● STATED PROBLEM:
Could you format the material below as a JSON list of strings, with one string per line and no blank lines? Leave the pictures out of your answer.

Image region annotations
↓

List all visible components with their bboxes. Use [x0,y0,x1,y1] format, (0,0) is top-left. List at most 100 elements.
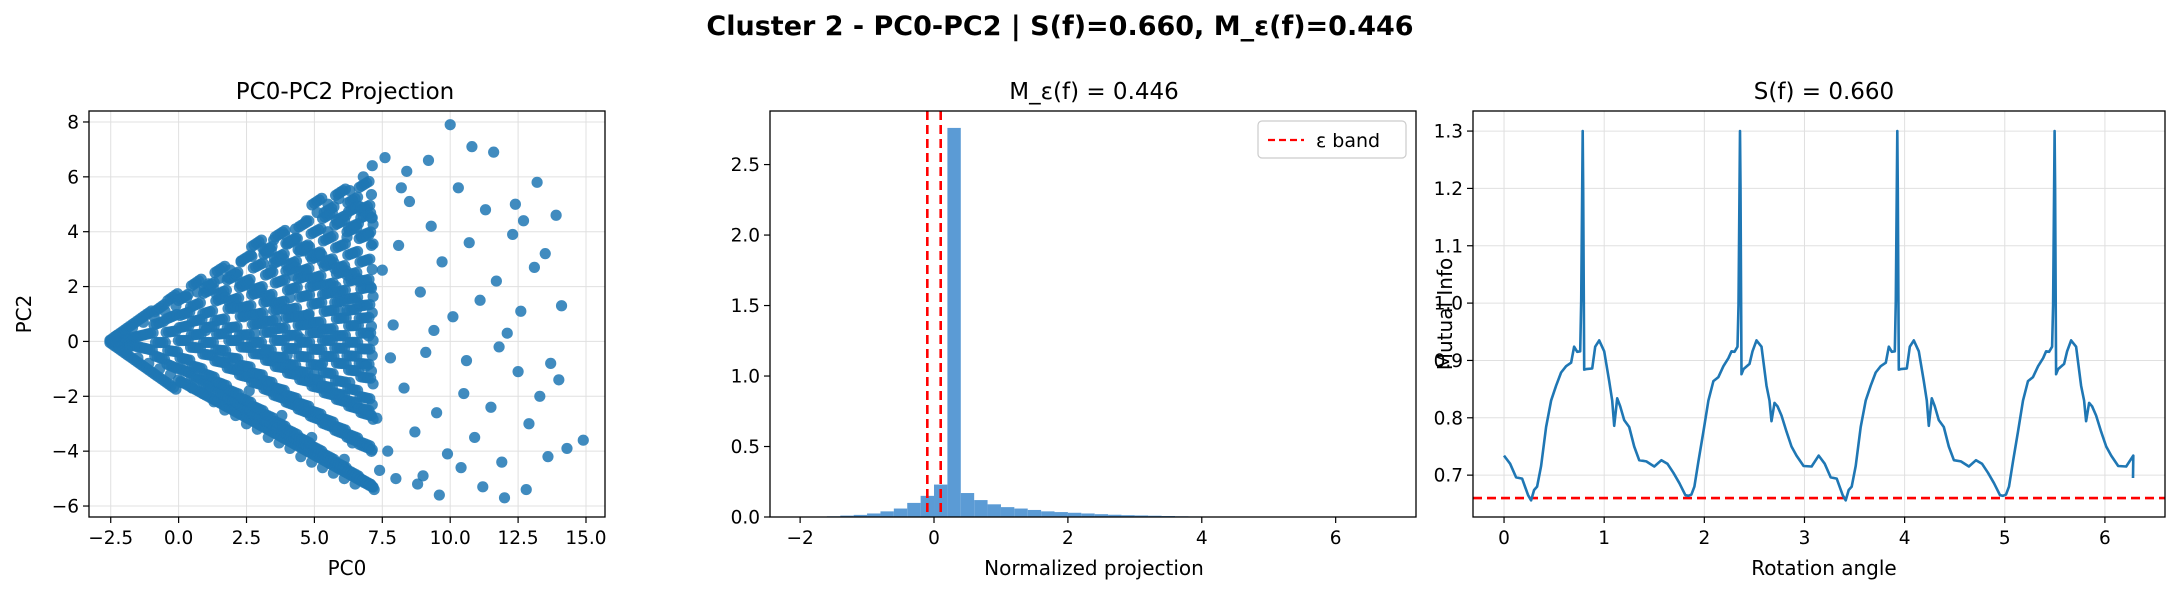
scatter-point [224,264,236,276]
scatter-point [412,478,424,490]
scatter-point [297,245,310,257]
scatter-point [186,382,198,394]
scatter-point [436,256,448,268]
scatter-point [291,281,303,293]
scatter-point [333,193,345,205]
scatter-point [366,263,378,276]
scatter-point [365,320,378,333]
scatter-point [368,483,380,496]
scatter-point [290,255,303,267]
histogram-bar [974,500,988,517]
y-tick-label: 2.5 [731,155,760,176]
scatter-point [137,316,149,328]
scatter-point [433,489,445,501]
scatter-point [417,470,429,482]
histogram-bar [1094,514,1109,517]
scatter-point [485,401,497,413]
y-tick-label: 2.0 [731,226,760,247]
scatter-point [509,198,521,210]
histogram-bars [826,127,1229,518]
scatter-point [352,297,364,309]
scatter-point [197,387,209,400]
scatter-point [164,368,177,380]
scatter-point [194,297,206,309]
mutual-info-frame [1472,110,2166,518]
scatter-point [401,165,413,177]
mutual-info-curve [1502,129,2135,502]
scatter-point [249,327,261,339]
x-tick-label: 3 [1799,528,1811,549]
scatter-point [357,171,369,183]
scatter-point [262,379,274,391]
x-tick-label: 15.0 [565,528,606,549]
scatter-point [366,349,378,362]
scatter-point [458,387,470,400]
histogram-panel: M_ε(f) = 0.446 −2 0 2 4 60.00.51.01.52.02.5 … [731,79,1417,580]
scatter-point [308,368,321,380]
scatter-point [479,204,492,216]
scatter-point [367,290,379,303]
scatter-point [325,330,337,342]
scatter-point [254,283,266,295]
histogram-bar [1121,515,1135,517]
scatter-point [281,349,293,361]
histogram-frame [769,110,1417,518]
x-tick-label: 0 [1498,528,1510,549]
scatter-point [474,294,486,306]
scatter-point [344,376,356,389]
histogram-bar [880,511,894,517]
scatter-point [314,248,326,260]
scatter-point [365,212,378,224]
scatter-point [276,409,288,422]
scatter-point [273,437,285,449]
scatter-point [118,327,130,339]
histogram-bar [907,502,921,517]
scatter-point [338,260,351,272]
scatter-point [542,451,554,463]
scatter-point [444,119,456,131]
scatter-point [379,152,391,164]
y-tick-label: 0.9 [1434,351,1463,372]
scatter-point [213,272,225,284]
histogram-xlabel: Normalized projection [984,556,1204,580]
scatter-point [425,220,437,232]
scatter-point [534,390,546,402]
x-tick-label: 4 [1899,528,1911,549]
scatter-point [270,313,282,326]
scatter-point [431,407,443,419]
scatter-frame [88,110,606,518]
y-tick-label: 2 [67,277,79,298]
scatter-point [240,418,253,430]
x-tick-label: 0.0 [164,528,193,549]
scatter-point [245,299,257,312]
x-tick-label: 2.5 [232,528,261,549]
scatter-point [266,288,278,300]
x-tick-label: 10.0 [430,528,471,549]
scatter-point [428,324,440,337]
scatter-point [259,346,272,359]
scatter-point [303,308,315,320]
scatter-point [230,409,242,422]
scatter-point [460,355,473,367]
scatter-point [452,182,464,194]
scatter-point [498,492,511,504]
scatter-title: PC0-PC2 Projection [236,79,454,105]
histogram-bar [1081,513,1095,517]
scatter-point [244,273,256,286]
scatter-point [143,357,155,369]
y-tick-label: 0.0 [731,508,760,529]
scatter-point [278,248,290,260]
scatter-point [257,307,269,319]
scatter-point [326,253,338,265]
mutual-info-panel: S(f) = 0.660 0 1 2 3 4 5 6 0.7 0.8 0.9 1.0 1.1 1.2 1.… [1433,79,2166,580]
scatter-point [322,226,334,238]
scatter-point [246,250,258,262]
histogram-bar [867,513,881,517]
scatter-point [330,280,342,293]
scatter-point [382,445,394,457]
scatter-point [300,215,312,227]
scatter-point [517,215,530,227]
scatter-point [311,206,323,219]
histogram-bar [987,504,1001,517]
scatter-point [387,319,399,331]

↑

● THE ANSWER:
[
  "List all visible components with their bboxes. Use [x0,y0,x1,y1] format, (0,0) is top-left. List at most 100 elements.",
  "scatter-point [224,264,236,276]",
  "scatter-point [412,478,424,490]",
  "scatter-point [297,245,310,257]",
  "scatter-point [186,382,198,394]",
  "scatter-point [436,256,448,268]",
  "scatter-point [291,281,303,293]",
  "scatter-point [333,193,345,205]",
  "scatter-point [366,263,378,276]",
  "scatter-point [365,320,378,333]",
  "scatter-point [368,483,380,496]",
  "scatter-point [290,255,303,267]",
  "histogram-bar [974,500,988,517]",
  "y-tick-label: 2.5 [731,155,760,176]",
  "scatter-point [137,316,149,328]",
  "scatter-point [433,489,445,501]",
  "scatter-point [417,470,429,482]",
  "histogram-bar [1094,514,1109,517]",
  "scatter-point [485,401,497,413]",
  "y-tick-label: 2.0 [731,226,760,247]",
  "scatter-point [509,198,521,210]",
  "histogram-bars [826,127,1229,518]",
  "scatter-point [352,297,364,309]",
  "scatter-point [197,387,209,400]",
  "scatter-point [164,368,177,380]",
  "scatter-point [194,297,206,309]",
  "mutual-info-frame [1472,110,2166,518]",
  "scatter-point [401,165,413,177]",
  "mutual-info-curve [1502,129,2135,502]",
  "scatter-point [249,327,261,339]",
  "x-tick-label: 3 [1799,528,1811,549]",
  "scatter-point [357,171,369,183]",
  "scatter-point [262,379,274,391]",
  "x-tick-label: 15.0 [565,528,606,549]",
  "scatter-point [366,349,378,362]",
  "scatter-point [458,387,470,400]",
  "histogram-panel: M_ε(f) = 0.446 −2 0 2 4 60.00.51.01.52.02.5 … [731,79,1417,580]",
  "scatter-point [308,368,321,380]",
  "scatter-point [479,204,492,216]",
  "scatter-point [367,290,379,303]",
  "scatter-point [325,330,337,342]",
  "scatter-point [254,283,266,295]",
  "histogram-bar [1121,515,1135,517]",
  "scatter-point [281,349,293,361]",
  "histogram-frame [769,110,1417,518]",
  "x-tick-label: 0 [1498,528,1510,549]",
  "scatter-point [474,294,486,306]",
  "scatter-point [344,376,356,389]",
  "histogram-bar [880,511,894,517]",
  "scatter-point [314,248,326,260]",
  "scatter-point [365,212,378,224]",
  "scatter-point [276,409,288,422]",
  "scatter-point [273,437,285,449]",
  "scatter-point [118,327,130,339]",
  "histogram-bar [907,502,921,517]",
  "scatter-point [338,260,351,272]",
  "scatter-point [542,451,554,463]",
  "scatter-point [444,119,456,131]",
  "scatter-point [379,152,391,164]",
  "y-tick-label: 0.9 [1434,351,1463,372]",
  "scatter-point [213,272,225,284]",
  "histogram-xlabel: Normalized projection [984,556,1204,580]",
  "scatter-point [425,220,437,232]",
  "scatter-point [534,390,546,402]",
  "x-tick-label: 4 [1899,528,1911,549]",
  "scatter-point [270,313,282,326]",
  "scatter-point [431,407,443,419]",
  "scatter-frame [88,110,606,518]",
  "y-tick-label: 2 [67,277,79,298]",
  "scatter-point [240,418,253,430]",
  "x-tick-label: 0.0 [164,528,193,549]",
  "scatter-point [245,299,257,312]",
  "x-tick-label: 2.5 [232,528,261,549]",
  "scatter-point [266,288,278,300]",
  "x-tick-label: 10.0 [430,528,471,549]",
  "scatter-point [428,324,440,337]",
  "scatter-point [259,346,272,359]",
  "scatter-point [303,308,315,320]",
  "scatter-point [230,409,242,422]",
  "scatter-point [460,355,473,367]",
  "scatter-point [452,182,464,194]",
  "scatter-point [498,492,511,504]",
  "scatter-title: PC0-PC2 Projection [236,79,454,105]",
  "histogram-bar [1081,513,1095,517]",
  "scatter-point [244,273,256,286]",
  "scatter-point [143,357,155,369]",
  "y-tick-label: 0.0 [731,508,760,529]",
  "scatter-point [278,248,290,260]",
  "scatter-point [257,307,269,319]",
  "scatter-point [326,253,338,265]",
  "mutual-info-panel: S(f) = 0.660 0 1 2 3 4 5 6 0.7 0.8 0.9 1.0 1.1 1.2 1.… [1433,79,2166,580]",
  "scatter-point [322,226,334,238]",
  "scatter-point [246,250,258,262]",
  "histogram-bar [867,513,881,517]",
  "scatter-point [330,280,342,293]",
  "scatter-point [382,445,394,457]",
  "scatter-point [300,215,312,227]",
  "scatter-point [517,215,530,227]",
  "scatter-point [311,206,323,219]",
  "histogram-bar [987,504,1001,517]",
  "scatter-point [387,319,399,331]"
]